Your instructions: Report every line below that holds the word "terraced".

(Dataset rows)
········
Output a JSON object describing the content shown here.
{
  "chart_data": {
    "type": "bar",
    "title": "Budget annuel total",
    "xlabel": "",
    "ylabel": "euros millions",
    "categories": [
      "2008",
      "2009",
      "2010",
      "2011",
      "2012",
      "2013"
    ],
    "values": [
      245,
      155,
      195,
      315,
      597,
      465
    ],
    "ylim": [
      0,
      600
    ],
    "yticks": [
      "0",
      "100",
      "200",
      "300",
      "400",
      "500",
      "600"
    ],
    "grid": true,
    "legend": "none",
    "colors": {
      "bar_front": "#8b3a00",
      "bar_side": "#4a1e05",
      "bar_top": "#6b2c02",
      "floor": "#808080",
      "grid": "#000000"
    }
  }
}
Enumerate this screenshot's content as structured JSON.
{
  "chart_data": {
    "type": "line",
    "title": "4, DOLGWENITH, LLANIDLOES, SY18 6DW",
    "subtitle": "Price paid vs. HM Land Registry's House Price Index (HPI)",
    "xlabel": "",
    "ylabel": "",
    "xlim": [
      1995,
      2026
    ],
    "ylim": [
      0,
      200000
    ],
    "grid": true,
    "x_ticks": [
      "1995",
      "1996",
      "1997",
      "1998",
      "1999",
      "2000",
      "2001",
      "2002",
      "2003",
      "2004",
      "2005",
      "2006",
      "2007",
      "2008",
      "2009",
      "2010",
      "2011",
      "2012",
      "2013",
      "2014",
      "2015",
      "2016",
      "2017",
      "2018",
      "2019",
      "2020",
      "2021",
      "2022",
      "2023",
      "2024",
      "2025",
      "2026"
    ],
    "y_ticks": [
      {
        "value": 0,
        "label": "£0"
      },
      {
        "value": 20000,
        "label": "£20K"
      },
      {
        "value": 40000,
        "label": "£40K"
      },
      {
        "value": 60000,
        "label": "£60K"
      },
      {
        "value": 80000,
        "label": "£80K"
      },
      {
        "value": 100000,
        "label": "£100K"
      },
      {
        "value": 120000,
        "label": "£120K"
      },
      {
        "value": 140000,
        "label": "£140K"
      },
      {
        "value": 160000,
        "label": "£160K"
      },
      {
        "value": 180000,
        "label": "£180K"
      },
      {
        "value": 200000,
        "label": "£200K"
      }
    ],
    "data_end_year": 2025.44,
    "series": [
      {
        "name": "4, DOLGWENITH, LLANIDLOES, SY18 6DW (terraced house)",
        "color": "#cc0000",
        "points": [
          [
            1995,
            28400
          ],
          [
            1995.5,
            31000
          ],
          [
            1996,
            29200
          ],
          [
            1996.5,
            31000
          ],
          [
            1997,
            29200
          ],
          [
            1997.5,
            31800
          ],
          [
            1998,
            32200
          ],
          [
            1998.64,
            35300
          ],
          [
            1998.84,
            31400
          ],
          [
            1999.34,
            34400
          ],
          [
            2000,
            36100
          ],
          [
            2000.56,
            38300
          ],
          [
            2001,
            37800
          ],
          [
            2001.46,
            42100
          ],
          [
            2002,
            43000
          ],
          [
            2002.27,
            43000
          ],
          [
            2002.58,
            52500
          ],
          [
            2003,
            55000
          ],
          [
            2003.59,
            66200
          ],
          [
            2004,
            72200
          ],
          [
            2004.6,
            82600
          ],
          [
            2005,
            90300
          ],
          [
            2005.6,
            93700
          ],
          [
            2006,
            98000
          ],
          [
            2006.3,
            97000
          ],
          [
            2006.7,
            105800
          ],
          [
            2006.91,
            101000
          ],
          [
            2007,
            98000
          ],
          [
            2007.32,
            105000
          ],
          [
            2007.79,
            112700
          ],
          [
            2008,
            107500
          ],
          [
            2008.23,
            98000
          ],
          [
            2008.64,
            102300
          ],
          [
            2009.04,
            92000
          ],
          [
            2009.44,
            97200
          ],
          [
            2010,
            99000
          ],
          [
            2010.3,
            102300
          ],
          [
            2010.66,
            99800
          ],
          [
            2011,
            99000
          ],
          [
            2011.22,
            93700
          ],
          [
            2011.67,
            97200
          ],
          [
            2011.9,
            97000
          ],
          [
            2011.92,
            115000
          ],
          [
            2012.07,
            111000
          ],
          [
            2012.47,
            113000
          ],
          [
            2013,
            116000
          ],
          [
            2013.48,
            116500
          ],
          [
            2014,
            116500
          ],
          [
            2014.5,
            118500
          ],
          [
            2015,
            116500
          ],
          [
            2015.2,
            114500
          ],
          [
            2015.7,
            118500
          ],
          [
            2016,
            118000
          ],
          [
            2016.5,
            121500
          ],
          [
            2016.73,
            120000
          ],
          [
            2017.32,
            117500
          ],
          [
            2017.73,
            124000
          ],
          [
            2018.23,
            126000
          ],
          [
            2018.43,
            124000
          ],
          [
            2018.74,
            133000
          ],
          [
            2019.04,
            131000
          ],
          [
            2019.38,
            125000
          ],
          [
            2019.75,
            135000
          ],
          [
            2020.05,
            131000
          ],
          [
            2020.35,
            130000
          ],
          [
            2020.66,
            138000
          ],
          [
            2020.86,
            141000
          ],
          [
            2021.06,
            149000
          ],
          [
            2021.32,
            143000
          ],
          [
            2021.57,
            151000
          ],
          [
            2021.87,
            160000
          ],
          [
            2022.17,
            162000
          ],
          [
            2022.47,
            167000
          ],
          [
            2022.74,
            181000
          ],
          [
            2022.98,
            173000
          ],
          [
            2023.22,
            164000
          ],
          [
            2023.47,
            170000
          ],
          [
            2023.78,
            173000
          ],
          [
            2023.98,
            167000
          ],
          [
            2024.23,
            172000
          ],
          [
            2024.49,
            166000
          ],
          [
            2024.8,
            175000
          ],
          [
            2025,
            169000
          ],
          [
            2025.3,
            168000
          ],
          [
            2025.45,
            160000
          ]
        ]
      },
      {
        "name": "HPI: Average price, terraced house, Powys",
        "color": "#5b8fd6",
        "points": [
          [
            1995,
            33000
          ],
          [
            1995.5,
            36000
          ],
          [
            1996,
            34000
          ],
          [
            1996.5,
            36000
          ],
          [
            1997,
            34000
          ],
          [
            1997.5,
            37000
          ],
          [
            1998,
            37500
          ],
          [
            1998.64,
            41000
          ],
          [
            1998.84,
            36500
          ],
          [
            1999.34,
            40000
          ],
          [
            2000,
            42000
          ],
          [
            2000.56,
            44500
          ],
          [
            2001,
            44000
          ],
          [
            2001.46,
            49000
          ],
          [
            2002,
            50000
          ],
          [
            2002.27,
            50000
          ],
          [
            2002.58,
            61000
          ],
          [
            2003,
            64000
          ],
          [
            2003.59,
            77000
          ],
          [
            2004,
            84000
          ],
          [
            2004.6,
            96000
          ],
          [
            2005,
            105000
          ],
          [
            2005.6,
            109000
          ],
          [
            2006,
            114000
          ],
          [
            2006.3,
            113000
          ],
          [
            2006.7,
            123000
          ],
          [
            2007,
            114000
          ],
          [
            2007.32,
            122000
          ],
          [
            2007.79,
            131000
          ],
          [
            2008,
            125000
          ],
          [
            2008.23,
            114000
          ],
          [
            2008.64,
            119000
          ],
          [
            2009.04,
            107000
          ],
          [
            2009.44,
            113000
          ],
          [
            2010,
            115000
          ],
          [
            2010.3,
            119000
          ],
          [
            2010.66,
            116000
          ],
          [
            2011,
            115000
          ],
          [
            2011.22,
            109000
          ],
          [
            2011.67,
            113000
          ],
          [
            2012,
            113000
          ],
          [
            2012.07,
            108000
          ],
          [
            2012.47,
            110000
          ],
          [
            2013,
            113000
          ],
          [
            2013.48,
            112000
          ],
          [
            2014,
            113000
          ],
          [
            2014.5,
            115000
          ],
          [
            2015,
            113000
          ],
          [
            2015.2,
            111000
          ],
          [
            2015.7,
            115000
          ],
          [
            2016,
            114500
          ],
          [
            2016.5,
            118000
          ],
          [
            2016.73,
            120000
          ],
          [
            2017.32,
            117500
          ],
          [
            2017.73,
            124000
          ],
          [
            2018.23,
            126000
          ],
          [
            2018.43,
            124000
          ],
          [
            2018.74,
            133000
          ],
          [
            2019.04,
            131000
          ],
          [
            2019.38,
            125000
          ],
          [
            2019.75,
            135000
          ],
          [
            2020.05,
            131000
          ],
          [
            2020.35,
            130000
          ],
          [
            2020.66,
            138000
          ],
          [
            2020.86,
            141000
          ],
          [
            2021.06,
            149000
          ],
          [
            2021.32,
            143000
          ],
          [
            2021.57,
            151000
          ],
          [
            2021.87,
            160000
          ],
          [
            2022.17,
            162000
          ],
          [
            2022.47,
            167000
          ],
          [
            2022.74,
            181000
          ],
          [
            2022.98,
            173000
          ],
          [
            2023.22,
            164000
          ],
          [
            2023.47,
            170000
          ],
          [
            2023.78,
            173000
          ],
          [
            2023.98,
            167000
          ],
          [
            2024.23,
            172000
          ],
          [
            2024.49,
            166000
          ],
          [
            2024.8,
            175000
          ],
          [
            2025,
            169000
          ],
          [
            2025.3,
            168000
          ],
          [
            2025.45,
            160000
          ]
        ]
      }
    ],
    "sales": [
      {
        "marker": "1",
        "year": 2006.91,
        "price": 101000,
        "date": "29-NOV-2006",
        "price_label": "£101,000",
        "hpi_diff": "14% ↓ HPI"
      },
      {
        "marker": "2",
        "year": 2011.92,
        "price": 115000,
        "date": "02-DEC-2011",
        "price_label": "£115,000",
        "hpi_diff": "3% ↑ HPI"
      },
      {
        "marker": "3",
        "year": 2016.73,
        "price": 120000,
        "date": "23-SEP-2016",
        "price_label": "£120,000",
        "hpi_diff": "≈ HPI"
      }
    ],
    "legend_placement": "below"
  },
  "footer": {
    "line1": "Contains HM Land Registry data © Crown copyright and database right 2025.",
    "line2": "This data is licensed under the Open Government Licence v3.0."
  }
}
········
Answer:
        "name": "4, DOLGWENITH, LLANIDLOES, SY18 6DW (terraced house)",
        "name": "HPI: Average price, terraced house, Powys",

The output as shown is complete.